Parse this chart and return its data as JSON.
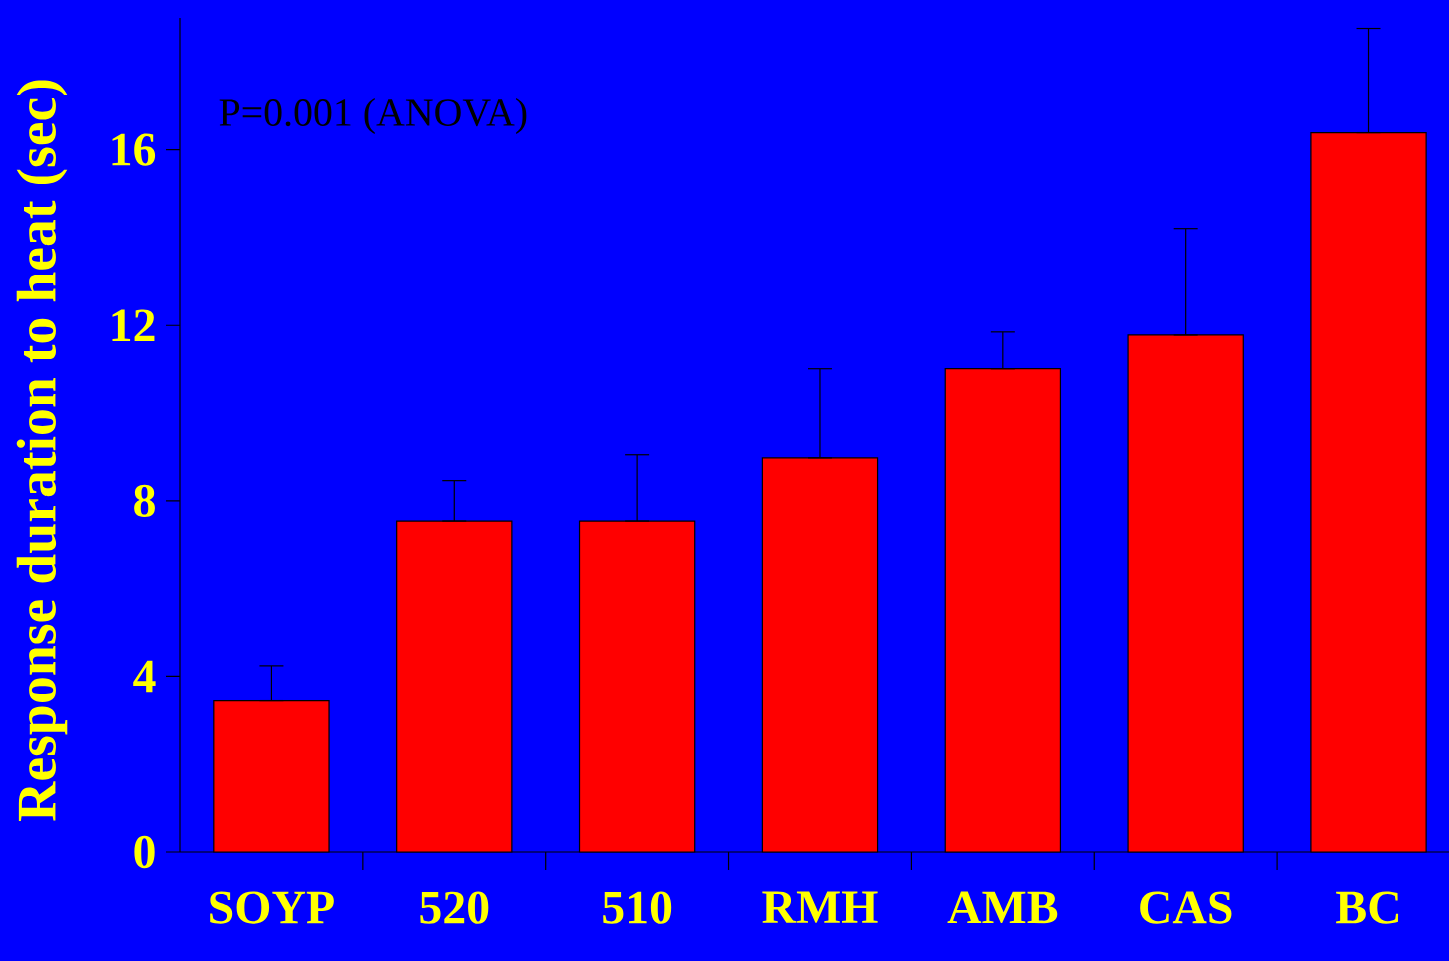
{
  "chart_data": {
    "type": "bar",
    "ylabel": "Response duration to heat (sec)",
    "categories": [
      "SOYP",
      "520",
      "510",
      "RMH",
      "AMB",
      "CAS",
      "BC"
    ],
    "values": [
      3.45,
      7.54,
      7.54,
      8.98,
      11.01,
      11.78,
      16.39
    ],
    "errors": [
      [
        3.45,
        4.24
      ],
      [
        7.54,
        8.46
      ],
      [
        7.54,
        9.05
      ],
      [
        8.98,
        11.01
      ],
      [
        11.01,
        11.85
      ],
      [
        11.78,
        14.2
      ],
      [
        16.39,
        18.76
      ]
    ],
    "color": "#ff0000",
    "ylim": [
      0,
      19
    ],
    "yticks": [
      0,
      4,
      8,
      12,
      16
    ],
    "grid": false,
    "annotations": [
      "P=0.001 (ANOVA)"
    ]
  }
}
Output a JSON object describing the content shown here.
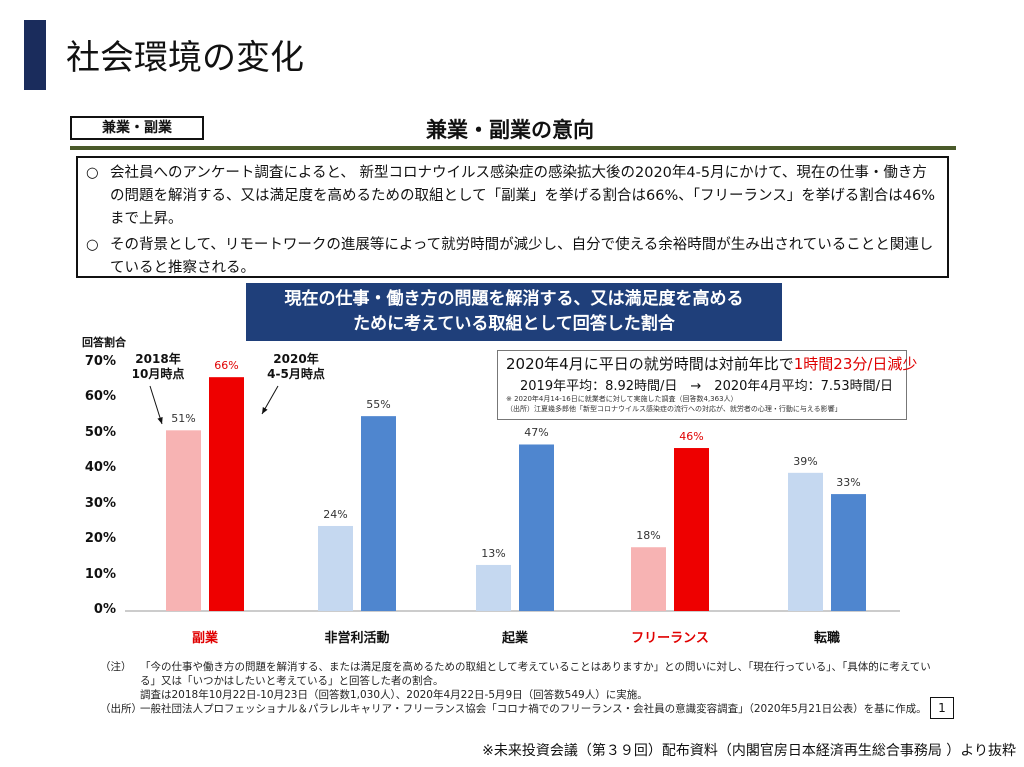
{
  "page": {
    "title": "社会環境の変化",
    "section_tag": "兼業・副業",
    "section_title": "兼業・副業の意向"
  },
  "summary": {
    "bullet_mark": "○",
    "bullets": [
      "会社員へのアンケート調査によると、 新型コロナウイルス感染症の感染拡大後の2020年4-5月にかけて、現在の仕事・働き方の問題を解消する、又は満足度を高めるための取組として「副業」を挙げる割合は66%、「フリーランス」を挙げる割合は46%まで上昇。",
      "その背景として、リモートワークの進展等によって就労時間が減少し、自分で使える余裕時間が生み出されていることと関連していると推察される。"
    ]
  },
  "banner": {
    "line1": "現在の仕事・働き方の問題を解消する、又は満足度を高める",
    "line2": "ために考えている取組として回答した割合"
  },
  "annotations": {
    "series_2018": "2018年\n10月時点",
    "series_2020": "2020年\n4-5月時点"
  },
  "info_box": {
    "line1_prefix": "2020年4月に平日の就労時間は対前年比で",
    "line1_highlight": "1時間23分/日減少",
    "line2": "2019年平均：8.92時間/日　→　2020年4月平均：7.53時間/日",
    "note1": "※ 2020年4月14-16日に就業者に対して実施した調査（回答数4,363人）",
    "note2": "（出所）江夏幾多郎他「新型コロナウイルス感染症の流行への対応が、就労者の心理・行動に与える影響」"
  },
  "chart_data": {
    "type": "bar",
    "ylabel": "回答割合",
    "ylim": [
      0,
      70
    ],
    "yticks": [
      "0%",
      "10%",
      "20%",
      "30%",
      "40%",
      "50%",
      "60%",
      "70%"
    ],
    "categories": [
      "副業",
      "非営利活動",
      "起業",
      "フリーランス",
      "転職"
    ],
    "category_colors": [
      "#e00000",
      "#111111",
      "#111111",
      "#e00000",
      "#111111"
    ],
    "series": [
      {
        "name": "2018年10月時点",
        "values": [
          51,
          24,
          13,
          18,
          39
        ],
        "labels": [
          "51%",
          "24%",
          "13%",
          "18%",
          "39%"
        ],
        "colors": [
          "#f7b3b3",
          "#c5d8f0",
          "#c5d8f0",
          "#f7b3b3",
          "#c5d8f0"
        ]
      },
      {
        "name": "2020年4-5月時点",
        "values": [
          66,
          55,
          47,
          46,
          33
        ],
        "labels": [
          "66%",
          "55%",
          "47%",
          "46%",
          "33%"
        ],
        "colors": [
          "#ee0000",
          "#4f86cf",
          "#4f86cf",
          "#ee0000",
          "#4f86cf"
        ]
      }
    ]
  },
  "notes": [
    {
      "key": "（注）",
      "text": "「今の仕事や働き方の問題を解消する、または満足度を高めるための取組として考えていることはありますか」との問いに対し、「現在行っている」、「具体的に考えている」又は「いつかはしたいと考えている」と回答した者の割合。"
    },
    {
      "key": "",
      "text": "調査は2018年10月22日-10月23日（回答数1,030人）、2020年4月22日-5月9日（回答数549人）に実施。"
    },
    {
      "key": "（出所）",
      "text": "一般社団法人プロフェッショナル＆パラレルキャリア・フリーランス協会「コロナ禍でのフリーランス・会社員の意識変容調査」（2020年5月21日公表）を基に作成。"
    }
  ],
  "page_number": "1",
  "footer_source": "※未来投資会議（第３９回）配布資料（内閣官房日本経済再生総合事務局 ）より抜粋"
}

# # # # # # #

▸ **EXERCISE INSTRUCTIONS**: Print out every entry above without changing a word, and leave out the pictures.

▸ **CORRECT RESULT**:
Parse this chart and return its data as JSON.
{
  "chart_data": {
    "type": "bar",
    "ylabel": "Response duration to heat (sec)",
    "categories": [
      "SOYP",
      "520",
      "510",
      "RMH",
      "AMB",
      "CAS",
      "BC"
    ],
    "values": [
      3.45,
      7.54,
      7.54,
      8.98,
      11.01,
      11.78,
      16.39
    ],
    "errors": [
      [
        3.45,
        4.24
      ],
      [
        7.54,
        8.46
      ],
      [
        7.54,
        9.05
      ],
      [
        8.98,
        11.01
      ],
      [
        11.01,
        11.85
      ],
      [
        11.78,
        14.2
      ],
      [
        16.39,
        18.76
      ]
    ],
    "color": "#ff0000",
    "ylim": [
      0,
      19
    ],
    "yticks": [
      0,
      4,
      8,
      12,
      16
    ],
    "grid": false,
    "annotations": [
      "P=0.001 (ANOVA)"
    ]
  }
}
Output a JSON object describing the content shown here.
{
  "page": {
    "title": "社会環境の変化",
    "section_tag": "兼業・副業",
    "section_title": "兼業・副業の意向"
  },
  "summary": {
    "bullet_mark": "○",
    "bullets": [
      "会社員へのアンケート調査によると、 新型コロナウイルス感染症の感染拡大後の2020年4-5月にかけて、現在の仕事・働き方の問題を解消する、又は満足度を高めるための取組として「副業」を挙げる割合は66%、「フリーランス」を挙げる割合は46%まで上昇。",
      "その背景として、リモートワークの進展等によって就労時間が減少し、自分で使える余裕時間が生み出されていることと関連していると推察される。"
    ]
  },
  "banner": {
    "line1": "現在の仕事・働き方の問題を解消する、又は満足度を高める",
    "line2": "ために考えている取組として回答した割合"
  },
  "annotations": {
    "series_2018": "2018年\n10月時点",
    "series_2020": "2020年\n4-5月時点"
  },
  "info_box": {
    "line1_prefix": "2020年4月に平日の就労時間は対前年比で",
    "line1_highlight": "1時間23分/日減少",
    "line2": "2019年平均：8.92時間/日　→　2020年4月平均：7.53時間/日",
    "note1": "※ 2020年4月14-16日に就業者に対して実施した調査（回答数4,363人）",
    "note2": "（出所）江夏幾多郎他「新型コロナウイルス感染症の流行への対応が、就労者の心理・行動に与える影響」"
  },
  "chart_data": {
    "type": "bar",
    "ylabel": "回答割合",
    "ylim": [
      0,
      70
    ],
    "yticks": [
      "0%",
      "10%",
      "20%",
      "30%",
      "40%",
      "50%",
      "60%",
      "70%"
    ],
    "categories": [
      "副業",
      "非営利活動",
      "起業",
      "フリーランス",
      "転職"
    ],
    "category_colors": [
      "#e00000",
      "#111111",
      "#111111",
      "#e00000",
      "#111111"
    ],
    "series": [
      {
        "name": "2018年10月時点",
        "values": [
          51,
          24,
          13,
          18,
          39
        ],
        "labels": [
          "51%",
          "24%",
          "13%",
          "18%",
          "39%"
        ],
        "colors": [
          "#f7b3b3",
          "#c5d8f0",
          "#c5d8f0",
          "#f7b3b3",
          "#c5d8f0"
        ]
      },
      {
        "name": "2020年4-5月時点",
        "values": [
          66,
          55,
          47,
          46,
          33
        ],
        "labels": [
          "66%",
          "55%",
          "47%",
          "46%",
          "33%"
        ],
        "colors": [
          "#ee0000",
          "#4f86cf",
          "#4f86cf",
          "#ee0000",
          "#4f86cf"
        ]
      }
    ]
  },
  "notes": [
    {
      "key": "（注）",
      "text": "「今の仕事や働き方の問題を解消する、または満足度を高めるための取組として考えていることはありますか」との問いに対し、「現在行っている」、「具体的に考えている」又は「いつかはしたいと考えている」と回答した者の割合。"
    },
    {
      "key": "",
      "text": "調査は2018年10月22日-10月23日（回答数1,030人）、2020年4月22日-5月9日（回答数549人）に実施。"
    },
    {
      "key": "（出所）",
      "text": "一般社団法人プロフェッショナル＆パラレルキャリア・フリーランス協会「コロナ禍でのフリーランス・会社員の意識変容調査」（2020年5月21日公表）を基に作成。"
    }
  ],
  "page_number": "1",
  "footer_source": "※未来投資会議（第３９回）配布資料（内閣官房日本経済再生総合事務局 ）より抜粋"
}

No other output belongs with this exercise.